• Task description
Scan the following material for the string "this" and copy each line in which it appears.

• Material supplied
+ + +

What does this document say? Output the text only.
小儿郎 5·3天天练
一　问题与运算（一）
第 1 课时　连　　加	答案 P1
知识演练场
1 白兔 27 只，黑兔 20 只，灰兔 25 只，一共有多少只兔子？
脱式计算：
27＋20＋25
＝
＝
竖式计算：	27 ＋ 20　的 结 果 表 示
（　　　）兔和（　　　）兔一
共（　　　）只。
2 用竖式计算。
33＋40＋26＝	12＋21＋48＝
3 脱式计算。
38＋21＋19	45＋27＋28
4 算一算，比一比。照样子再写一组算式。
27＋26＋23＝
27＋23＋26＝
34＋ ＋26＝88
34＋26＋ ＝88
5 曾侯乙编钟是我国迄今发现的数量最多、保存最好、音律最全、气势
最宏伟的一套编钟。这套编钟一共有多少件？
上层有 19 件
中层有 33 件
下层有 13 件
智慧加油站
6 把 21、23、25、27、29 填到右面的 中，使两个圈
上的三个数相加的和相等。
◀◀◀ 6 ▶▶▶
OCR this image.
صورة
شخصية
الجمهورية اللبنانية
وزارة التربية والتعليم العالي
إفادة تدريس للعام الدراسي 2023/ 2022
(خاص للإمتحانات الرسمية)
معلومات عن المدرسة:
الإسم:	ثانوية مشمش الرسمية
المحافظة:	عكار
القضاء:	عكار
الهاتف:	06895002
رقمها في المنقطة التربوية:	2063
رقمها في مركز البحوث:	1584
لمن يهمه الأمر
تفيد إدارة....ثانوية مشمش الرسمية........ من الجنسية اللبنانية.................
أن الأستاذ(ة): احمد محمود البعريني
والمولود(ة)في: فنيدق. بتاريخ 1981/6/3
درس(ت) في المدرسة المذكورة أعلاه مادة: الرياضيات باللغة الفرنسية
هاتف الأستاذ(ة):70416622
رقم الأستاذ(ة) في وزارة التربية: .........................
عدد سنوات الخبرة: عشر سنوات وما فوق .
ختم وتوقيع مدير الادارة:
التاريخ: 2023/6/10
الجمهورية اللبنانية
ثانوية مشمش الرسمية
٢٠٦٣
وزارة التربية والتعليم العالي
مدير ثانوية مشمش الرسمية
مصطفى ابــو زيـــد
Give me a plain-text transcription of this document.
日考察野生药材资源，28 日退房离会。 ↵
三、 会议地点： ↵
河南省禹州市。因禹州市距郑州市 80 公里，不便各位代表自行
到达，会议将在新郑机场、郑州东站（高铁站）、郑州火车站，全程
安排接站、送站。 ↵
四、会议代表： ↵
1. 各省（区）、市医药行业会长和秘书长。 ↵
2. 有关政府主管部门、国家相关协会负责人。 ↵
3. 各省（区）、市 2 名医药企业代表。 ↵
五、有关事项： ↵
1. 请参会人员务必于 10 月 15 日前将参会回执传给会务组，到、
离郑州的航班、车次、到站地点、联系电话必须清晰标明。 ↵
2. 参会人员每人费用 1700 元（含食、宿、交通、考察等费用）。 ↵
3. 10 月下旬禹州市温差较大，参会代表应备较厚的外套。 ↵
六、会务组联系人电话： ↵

+ + +

• In response
What does this document say? Output the text only.
OCR this image.
Give me a plain-text transcription of this document.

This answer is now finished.